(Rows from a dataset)
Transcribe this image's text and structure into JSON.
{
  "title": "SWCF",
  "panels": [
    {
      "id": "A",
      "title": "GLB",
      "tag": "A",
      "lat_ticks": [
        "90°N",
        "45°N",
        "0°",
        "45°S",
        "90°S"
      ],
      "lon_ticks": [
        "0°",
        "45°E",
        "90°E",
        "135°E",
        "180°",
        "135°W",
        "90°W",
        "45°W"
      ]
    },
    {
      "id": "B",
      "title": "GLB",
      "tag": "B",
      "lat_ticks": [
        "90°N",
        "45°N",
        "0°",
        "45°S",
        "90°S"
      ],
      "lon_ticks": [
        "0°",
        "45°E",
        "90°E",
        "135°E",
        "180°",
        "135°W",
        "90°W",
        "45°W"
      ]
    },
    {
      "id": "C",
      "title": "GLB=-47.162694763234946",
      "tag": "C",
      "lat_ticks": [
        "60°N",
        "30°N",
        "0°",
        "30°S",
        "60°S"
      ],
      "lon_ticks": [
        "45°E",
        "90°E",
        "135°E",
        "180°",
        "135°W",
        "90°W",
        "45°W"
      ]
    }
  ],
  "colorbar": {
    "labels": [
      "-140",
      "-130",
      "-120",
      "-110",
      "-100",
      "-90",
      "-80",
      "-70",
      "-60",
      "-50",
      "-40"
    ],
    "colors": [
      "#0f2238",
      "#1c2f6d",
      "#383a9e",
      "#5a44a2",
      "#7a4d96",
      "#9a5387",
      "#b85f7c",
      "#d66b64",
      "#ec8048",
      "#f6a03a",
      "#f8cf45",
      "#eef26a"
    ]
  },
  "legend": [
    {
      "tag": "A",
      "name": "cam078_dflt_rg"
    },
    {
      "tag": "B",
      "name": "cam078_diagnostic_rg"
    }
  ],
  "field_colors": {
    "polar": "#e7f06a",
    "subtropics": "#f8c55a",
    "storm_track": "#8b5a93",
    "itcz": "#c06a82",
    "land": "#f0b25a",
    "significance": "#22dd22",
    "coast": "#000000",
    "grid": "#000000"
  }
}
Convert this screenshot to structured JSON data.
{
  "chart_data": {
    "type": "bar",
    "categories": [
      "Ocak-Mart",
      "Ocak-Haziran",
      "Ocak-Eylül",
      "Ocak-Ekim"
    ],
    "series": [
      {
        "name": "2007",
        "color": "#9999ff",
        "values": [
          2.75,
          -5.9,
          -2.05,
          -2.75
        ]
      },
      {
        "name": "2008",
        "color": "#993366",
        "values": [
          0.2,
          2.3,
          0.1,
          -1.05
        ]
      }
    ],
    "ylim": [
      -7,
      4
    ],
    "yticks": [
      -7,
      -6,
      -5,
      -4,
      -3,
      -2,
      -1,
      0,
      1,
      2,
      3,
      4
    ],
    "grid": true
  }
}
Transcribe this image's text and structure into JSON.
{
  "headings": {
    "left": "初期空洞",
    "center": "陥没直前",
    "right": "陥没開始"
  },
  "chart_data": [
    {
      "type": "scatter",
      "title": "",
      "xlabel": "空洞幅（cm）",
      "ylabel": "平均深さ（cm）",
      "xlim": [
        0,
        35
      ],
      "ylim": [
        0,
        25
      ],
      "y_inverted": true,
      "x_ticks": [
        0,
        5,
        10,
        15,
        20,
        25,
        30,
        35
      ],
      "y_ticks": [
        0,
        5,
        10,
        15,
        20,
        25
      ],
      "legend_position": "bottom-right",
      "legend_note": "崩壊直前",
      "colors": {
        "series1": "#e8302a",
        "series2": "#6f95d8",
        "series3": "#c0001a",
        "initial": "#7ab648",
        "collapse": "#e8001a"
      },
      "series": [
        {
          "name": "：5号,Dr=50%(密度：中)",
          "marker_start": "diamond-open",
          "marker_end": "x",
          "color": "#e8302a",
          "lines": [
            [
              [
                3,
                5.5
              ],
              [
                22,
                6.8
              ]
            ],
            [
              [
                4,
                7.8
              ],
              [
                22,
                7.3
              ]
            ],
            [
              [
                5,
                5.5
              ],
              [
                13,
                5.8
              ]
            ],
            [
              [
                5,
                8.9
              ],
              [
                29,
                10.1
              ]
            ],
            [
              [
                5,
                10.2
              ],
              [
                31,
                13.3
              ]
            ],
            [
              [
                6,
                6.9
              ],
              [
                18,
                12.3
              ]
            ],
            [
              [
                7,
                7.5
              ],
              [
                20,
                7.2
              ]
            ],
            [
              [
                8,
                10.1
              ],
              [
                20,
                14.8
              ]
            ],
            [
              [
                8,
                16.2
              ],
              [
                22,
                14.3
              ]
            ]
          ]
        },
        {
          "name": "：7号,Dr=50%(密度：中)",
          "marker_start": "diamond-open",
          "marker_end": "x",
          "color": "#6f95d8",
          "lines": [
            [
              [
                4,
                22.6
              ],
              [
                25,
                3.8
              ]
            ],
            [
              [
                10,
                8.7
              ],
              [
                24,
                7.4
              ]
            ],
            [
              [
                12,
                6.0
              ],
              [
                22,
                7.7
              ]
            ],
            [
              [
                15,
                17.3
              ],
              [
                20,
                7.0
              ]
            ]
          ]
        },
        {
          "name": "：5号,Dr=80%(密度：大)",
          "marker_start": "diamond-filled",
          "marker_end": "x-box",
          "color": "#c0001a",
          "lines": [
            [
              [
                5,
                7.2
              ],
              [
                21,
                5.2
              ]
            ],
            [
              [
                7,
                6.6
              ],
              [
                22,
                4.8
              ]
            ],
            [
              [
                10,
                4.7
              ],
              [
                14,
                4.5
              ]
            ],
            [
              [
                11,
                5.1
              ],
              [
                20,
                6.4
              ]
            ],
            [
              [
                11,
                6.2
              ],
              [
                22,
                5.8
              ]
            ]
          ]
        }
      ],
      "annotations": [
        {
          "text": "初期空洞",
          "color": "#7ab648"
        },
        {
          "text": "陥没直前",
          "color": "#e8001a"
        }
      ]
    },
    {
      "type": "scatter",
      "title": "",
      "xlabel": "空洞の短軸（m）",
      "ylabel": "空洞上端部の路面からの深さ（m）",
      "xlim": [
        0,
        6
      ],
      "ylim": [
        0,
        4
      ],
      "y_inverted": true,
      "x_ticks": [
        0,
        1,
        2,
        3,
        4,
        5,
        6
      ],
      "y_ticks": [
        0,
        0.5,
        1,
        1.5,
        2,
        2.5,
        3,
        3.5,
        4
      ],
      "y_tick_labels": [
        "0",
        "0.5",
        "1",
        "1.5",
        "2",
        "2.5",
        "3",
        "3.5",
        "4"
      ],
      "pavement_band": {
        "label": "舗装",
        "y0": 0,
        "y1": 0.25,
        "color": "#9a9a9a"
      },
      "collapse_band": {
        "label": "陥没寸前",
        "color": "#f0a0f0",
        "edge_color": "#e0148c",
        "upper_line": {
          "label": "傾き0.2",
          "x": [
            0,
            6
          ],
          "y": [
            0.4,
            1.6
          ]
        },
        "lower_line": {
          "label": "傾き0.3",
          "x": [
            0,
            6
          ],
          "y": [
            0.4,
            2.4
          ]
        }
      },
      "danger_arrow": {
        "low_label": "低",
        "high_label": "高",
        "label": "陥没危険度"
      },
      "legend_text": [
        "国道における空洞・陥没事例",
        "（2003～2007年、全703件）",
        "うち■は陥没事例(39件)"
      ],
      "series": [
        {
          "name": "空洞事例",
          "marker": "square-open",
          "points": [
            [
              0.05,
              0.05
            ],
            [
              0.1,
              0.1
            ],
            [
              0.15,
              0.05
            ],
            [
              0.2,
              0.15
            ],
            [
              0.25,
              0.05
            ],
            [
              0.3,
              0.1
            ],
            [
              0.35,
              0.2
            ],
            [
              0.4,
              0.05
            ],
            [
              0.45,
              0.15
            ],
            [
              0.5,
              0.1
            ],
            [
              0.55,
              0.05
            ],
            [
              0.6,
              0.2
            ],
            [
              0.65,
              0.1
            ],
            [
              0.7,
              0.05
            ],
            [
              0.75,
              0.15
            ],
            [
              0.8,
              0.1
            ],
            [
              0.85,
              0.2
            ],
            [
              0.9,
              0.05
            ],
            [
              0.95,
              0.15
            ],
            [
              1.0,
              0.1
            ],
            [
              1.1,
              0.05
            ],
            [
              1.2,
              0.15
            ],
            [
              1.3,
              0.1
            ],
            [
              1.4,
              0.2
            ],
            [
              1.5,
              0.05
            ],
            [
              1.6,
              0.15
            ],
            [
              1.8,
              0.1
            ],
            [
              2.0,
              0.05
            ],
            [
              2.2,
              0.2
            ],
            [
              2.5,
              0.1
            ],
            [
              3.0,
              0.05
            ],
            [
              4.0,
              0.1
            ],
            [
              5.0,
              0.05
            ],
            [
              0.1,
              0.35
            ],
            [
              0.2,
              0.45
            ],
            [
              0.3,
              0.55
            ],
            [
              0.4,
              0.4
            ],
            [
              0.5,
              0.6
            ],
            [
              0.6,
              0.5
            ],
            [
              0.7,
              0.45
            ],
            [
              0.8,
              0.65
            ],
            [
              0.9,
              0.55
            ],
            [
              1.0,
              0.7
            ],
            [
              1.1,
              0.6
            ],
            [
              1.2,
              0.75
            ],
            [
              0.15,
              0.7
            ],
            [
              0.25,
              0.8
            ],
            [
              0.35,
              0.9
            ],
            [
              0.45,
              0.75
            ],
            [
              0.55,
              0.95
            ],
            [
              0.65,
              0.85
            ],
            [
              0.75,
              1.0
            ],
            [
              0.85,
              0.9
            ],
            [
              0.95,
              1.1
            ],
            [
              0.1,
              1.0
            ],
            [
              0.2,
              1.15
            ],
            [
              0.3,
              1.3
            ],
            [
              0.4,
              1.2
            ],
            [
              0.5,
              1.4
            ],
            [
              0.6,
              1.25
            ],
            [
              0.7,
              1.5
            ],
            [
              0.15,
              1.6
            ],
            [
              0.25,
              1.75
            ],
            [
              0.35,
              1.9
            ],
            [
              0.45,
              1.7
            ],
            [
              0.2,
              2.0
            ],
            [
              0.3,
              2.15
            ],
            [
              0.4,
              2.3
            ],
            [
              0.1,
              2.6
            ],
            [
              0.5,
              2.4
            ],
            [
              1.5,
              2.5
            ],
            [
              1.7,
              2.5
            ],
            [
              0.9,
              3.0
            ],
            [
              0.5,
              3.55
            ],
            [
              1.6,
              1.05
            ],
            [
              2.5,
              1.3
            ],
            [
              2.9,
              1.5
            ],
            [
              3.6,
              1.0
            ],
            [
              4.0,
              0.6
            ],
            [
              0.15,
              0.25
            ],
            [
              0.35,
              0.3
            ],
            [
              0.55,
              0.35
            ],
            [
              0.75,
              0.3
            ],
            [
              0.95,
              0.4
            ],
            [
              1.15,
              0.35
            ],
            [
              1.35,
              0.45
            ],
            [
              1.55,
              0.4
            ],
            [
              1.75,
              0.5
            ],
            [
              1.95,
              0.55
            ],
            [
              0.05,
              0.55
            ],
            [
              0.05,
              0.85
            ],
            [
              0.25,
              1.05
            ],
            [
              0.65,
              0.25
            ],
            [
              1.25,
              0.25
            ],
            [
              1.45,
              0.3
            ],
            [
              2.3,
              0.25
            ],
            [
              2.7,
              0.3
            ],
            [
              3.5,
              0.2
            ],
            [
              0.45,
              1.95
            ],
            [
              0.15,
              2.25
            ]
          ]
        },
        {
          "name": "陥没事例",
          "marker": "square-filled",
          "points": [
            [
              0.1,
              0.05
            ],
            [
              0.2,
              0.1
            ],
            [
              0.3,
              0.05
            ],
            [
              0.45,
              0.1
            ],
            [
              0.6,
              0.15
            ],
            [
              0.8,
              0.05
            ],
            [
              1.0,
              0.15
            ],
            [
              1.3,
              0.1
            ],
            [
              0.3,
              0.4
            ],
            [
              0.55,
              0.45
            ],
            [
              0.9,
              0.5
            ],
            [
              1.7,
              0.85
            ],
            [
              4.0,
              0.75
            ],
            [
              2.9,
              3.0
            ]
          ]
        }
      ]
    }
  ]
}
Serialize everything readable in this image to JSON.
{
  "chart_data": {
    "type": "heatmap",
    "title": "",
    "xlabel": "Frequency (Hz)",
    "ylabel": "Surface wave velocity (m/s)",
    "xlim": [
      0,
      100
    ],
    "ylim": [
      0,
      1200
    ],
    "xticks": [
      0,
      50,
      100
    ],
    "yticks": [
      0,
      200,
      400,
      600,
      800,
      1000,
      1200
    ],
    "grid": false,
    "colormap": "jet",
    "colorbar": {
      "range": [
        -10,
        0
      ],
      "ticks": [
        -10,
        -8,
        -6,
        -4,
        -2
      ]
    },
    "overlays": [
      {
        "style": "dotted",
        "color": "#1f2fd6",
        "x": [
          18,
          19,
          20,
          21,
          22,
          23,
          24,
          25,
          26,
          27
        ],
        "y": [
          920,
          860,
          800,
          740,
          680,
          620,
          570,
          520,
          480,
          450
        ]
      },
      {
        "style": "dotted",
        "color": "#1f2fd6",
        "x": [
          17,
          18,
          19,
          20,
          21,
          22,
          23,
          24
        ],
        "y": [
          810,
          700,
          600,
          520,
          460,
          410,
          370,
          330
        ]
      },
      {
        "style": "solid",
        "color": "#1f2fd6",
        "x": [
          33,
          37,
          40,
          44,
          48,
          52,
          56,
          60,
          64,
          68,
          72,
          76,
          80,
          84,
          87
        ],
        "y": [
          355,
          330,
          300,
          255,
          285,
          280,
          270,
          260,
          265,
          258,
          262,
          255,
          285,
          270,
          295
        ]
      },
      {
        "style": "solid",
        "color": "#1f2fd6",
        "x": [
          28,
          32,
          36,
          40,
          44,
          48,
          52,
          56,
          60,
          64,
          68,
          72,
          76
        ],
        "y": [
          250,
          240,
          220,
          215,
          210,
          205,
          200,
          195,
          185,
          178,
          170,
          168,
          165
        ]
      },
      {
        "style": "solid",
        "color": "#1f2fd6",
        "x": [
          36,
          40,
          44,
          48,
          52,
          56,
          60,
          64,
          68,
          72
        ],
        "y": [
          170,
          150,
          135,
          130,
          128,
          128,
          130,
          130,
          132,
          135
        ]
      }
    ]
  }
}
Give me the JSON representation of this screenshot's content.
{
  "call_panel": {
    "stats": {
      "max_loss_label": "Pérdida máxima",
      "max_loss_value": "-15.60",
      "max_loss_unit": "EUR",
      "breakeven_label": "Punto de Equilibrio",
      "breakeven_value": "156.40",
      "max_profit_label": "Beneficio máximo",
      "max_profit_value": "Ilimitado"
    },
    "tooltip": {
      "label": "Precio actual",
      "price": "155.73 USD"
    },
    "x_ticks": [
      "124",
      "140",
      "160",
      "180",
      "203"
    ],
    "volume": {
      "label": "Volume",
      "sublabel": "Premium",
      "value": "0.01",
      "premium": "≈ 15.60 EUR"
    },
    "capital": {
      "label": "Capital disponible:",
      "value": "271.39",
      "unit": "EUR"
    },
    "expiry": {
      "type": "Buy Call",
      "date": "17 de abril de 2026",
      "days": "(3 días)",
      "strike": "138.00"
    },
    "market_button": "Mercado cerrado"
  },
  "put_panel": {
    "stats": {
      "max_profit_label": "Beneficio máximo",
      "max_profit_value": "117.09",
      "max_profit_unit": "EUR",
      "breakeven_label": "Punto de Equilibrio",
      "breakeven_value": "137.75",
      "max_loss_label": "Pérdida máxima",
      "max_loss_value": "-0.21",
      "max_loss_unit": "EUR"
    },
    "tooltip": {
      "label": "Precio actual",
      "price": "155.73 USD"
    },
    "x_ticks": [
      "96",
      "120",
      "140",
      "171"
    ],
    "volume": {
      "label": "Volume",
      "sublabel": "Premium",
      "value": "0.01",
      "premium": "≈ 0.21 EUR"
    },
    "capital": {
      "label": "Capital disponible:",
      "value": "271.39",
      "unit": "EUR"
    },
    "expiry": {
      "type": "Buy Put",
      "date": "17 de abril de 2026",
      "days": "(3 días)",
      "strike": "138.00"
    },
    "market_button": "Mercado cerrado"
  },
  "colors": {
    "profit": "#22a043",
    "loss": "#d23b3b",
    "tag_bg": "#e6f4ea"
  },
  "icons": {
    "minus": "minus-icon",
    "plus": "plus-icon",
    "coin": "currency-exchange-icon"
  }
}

#### AIM:
Of the lines in the listing above, how many hold the string "square"? Reply with the number only.

#### OUTPUT:
2